Note how many lines hold "reasonable" and report that number by itself.

====== RECORDS PROVIDED

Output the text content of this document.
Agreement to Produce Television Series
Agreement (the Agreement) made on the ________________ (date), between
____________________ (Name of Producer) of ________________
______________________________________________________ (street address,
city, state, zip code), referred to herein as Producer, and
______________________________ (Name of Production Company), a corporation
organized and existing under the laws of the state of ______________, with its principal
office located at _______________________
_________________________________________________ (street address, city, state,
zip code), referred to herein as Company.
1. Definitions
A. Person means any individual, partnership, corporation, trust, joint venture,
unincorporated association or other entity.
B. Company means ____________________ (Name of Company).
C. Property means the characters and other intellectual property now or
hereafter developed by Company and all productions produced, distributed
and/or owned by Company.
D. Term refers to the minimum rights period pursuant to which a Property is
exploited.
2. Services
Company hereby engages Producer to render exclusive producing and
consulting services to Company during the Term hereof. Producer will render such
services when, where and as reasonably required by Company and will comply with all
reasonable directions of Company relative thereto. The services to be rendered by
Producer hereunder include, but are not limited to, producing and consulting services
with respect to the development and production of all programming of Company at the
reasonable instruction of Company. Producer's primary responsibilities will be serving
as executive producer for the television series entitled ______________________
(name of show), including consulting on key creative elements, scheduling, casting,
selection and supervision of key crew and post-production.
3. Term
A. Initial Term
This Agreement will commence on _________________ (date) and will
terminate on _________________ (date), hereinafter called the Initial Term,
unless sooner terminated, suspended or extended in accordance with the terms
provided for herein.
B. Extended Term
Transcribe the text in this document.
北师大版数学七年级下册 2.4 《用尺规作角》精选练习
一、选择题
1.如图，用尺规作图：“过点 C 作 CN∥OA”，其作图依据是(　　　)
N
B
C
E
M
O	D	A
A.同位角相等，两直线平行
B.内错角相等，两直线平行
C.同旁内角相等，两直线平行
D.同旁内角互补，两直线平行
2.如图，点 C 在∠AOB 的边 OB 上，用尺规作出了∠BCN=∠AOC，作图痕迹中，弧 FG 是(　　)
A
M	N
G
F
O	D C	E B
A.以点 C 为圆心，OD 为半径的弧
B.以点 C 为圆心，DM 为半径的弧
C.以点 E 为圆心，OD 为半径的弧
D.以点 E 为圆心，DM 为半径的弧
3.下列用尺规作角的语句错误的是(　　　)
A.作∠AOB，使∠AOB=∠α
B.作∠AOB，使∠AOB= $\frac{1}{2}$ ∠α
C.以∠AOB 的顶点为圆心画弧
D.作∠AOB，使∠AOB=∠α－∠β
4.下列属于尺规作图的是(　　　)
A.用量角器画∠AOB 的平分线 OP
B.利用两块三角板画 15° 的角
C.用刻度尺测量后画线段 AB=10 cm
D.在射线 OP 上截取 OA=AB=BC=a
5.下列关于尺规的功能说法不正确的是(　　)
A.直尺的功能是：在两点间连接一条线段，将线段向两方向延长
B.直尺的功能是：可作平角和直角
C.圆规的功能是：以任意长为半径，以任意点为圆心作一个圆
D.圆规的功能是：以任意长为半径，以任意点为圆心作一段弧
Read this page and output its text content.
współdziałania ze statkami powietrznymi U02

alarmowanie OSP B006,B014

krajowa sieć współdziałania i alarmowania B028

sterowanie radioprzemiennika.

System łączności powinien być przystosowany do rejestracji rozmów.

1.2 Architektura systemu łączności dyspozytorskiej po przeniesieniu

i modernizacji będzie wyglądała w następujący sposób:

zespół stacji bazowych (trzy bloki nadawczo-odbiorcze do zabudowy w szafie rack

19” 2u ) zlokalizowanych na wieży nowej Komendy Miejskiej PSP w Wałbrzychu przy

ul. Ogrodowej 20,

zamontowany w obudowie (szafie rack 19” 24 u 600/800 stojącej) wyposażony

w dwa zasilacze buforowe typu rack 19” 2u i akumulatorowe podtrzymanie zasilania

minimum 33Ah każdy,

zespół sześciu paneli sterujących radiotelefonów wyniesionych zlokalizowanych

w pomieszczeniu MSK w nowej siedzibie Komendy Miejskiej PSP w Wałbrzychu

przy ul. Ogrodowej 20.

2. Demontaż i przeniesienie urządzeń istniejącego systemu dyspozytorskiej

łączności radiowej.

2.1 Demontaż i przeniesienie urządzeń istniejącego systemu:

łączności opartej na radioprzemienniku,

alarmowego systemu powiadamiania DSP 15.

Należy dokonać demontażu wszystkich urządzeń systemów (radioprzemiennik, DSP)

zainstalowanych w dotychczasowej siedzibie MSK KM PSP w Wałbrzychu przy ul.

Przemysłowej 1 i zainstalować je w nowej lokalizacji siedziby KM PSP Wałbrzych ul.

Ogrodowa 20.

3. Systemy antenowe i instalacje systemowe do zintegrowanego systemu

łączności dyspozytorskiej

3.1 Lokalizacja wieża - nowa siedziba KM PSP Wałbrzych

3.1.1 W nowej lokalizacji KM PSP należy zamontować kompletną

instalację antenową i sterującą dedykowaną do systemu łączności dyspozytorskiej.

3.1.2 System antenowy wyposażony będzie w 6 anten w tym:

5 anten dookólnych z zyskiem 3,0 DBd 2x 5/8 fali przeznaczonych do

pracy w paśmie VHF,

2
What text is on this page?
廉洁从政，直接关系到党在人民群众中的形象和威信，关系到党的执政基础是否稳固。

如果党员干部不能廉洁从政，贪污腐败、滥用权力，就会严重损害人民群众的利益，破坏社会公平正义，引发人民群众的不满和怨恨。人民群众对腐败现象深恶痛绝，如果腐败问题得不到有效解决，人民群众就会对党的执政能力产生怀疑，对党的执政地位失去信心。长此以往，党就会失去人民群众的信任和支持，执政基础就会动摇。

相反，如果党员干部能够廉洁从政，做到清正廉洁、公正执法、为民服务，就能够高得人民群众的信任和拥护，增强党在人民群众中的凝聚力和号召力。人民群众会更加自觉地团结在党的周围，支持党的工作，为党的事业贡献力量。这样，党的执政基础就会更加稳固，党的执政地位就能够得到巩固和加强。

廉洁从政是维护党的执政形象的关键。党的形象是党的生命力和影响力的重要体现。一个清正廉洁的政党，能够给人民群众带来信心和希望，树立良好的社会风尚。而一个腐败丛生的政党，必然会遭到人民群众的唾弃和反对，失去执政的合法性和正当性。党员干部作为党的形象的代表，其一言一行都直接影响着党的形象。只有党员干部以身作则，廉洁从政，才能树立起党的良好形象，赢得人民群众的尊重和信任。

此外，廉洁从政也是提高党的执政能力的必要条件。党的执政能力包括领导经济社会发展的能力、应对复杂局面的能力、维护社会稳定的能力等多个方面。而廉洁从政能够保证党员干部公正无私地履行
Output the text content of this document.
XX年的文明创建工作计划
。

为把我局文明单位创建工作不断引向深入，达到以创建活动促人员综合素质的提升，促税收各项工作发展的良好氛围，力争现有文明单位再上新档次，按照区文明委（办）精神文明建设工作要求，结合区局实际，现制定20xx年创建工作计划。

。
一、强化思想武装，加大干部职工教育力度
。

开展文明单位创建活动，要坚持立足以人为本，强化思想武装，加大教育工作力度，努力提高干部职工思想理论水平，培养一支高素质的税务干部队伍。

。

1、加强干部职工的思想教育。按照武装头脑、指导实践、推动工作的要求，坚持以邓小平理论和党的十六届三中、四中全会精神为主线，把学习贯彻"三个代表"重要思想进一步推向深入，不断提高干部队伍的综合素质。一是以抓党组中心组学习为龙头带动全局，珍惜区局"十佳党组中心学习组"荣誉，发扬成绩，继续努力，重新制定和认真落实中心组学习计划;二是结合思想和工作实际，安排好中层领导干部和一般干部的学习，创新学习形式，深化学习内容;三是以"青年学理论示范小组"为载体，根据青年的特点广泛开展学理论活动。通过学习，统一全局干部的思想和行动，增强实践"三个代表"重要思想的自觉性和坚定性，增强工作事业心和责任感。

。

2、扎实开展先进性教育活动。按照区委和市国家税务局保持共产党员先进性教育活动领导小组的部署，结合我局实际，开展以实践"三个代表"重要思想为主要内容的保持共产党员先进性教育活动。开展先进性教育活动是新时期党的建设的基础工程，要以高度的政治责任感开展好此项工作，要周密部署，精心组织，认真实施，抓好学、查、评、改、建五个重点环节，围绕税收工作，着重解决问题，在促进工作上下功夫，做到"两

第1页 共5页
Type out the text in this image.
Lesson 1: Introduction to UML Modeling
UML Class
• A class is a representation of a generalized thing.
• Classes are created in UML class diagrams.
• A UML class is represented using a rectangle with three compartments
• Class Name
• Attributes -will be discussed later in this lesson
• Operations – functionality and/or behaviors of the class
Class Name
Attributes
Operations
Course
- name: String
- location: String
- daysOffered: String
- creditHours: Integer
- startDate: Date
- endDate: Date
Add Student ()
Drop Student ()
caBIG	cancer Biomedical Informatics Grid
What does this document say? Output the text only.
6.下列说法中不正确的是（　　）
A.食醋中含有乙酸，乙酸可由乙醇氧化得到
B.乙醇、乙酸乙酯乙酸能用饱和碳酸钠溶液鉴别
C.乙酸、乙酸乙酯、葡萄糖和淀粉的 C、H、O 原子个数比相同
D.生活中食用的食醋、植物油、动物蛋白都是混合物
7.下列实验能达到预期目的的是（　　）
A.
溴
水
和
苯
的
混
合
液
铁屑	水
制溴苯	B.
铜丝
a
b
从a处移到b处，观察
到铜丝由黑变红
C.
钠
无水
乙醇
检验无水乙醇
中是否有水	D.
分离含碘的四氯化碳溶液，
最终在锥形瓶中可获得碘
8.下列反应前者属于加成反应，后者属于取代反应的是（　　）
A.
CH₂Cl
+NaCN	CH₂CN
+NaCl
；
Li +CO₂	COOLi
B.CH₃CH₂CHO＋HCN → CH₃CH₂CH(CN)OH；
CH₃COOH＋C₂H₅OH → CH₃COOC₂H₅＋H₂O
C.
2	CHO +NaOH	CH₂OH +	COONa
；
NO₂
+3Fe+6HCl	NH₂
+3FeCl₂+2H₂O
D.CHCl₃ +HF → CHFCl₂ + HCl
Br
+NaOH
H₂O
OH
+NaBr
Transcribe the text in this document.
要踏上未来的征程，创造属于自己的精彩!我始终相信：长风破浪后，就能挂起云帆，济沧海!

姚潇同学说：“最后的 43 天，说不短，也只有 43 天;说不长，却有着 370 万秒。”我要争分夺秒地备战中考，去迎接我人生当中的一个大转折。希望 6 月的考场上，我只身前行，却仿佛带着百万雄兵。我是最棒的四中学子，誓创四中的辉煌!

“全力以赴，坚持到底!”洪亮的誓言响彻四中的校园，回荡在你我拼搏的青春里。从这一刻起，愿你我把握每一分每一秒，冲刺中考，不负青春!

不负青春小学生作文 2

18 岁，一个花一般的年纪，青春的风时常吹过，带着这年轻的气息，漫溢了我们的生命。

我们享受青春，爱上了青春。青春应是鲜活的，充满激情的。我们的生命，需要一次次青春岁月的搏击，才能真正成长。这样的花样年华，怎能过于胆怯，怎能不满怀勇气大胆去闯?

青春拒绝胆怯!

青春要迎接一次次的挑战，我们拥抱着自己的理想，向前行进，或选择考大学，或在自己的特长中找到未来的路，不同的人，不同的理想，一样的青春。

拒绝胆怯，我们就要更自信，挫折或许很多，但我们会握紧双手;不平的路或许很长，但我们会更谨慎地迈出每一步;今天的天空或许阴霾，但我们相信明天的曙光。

============

■ **WORKED ANSWER**:
2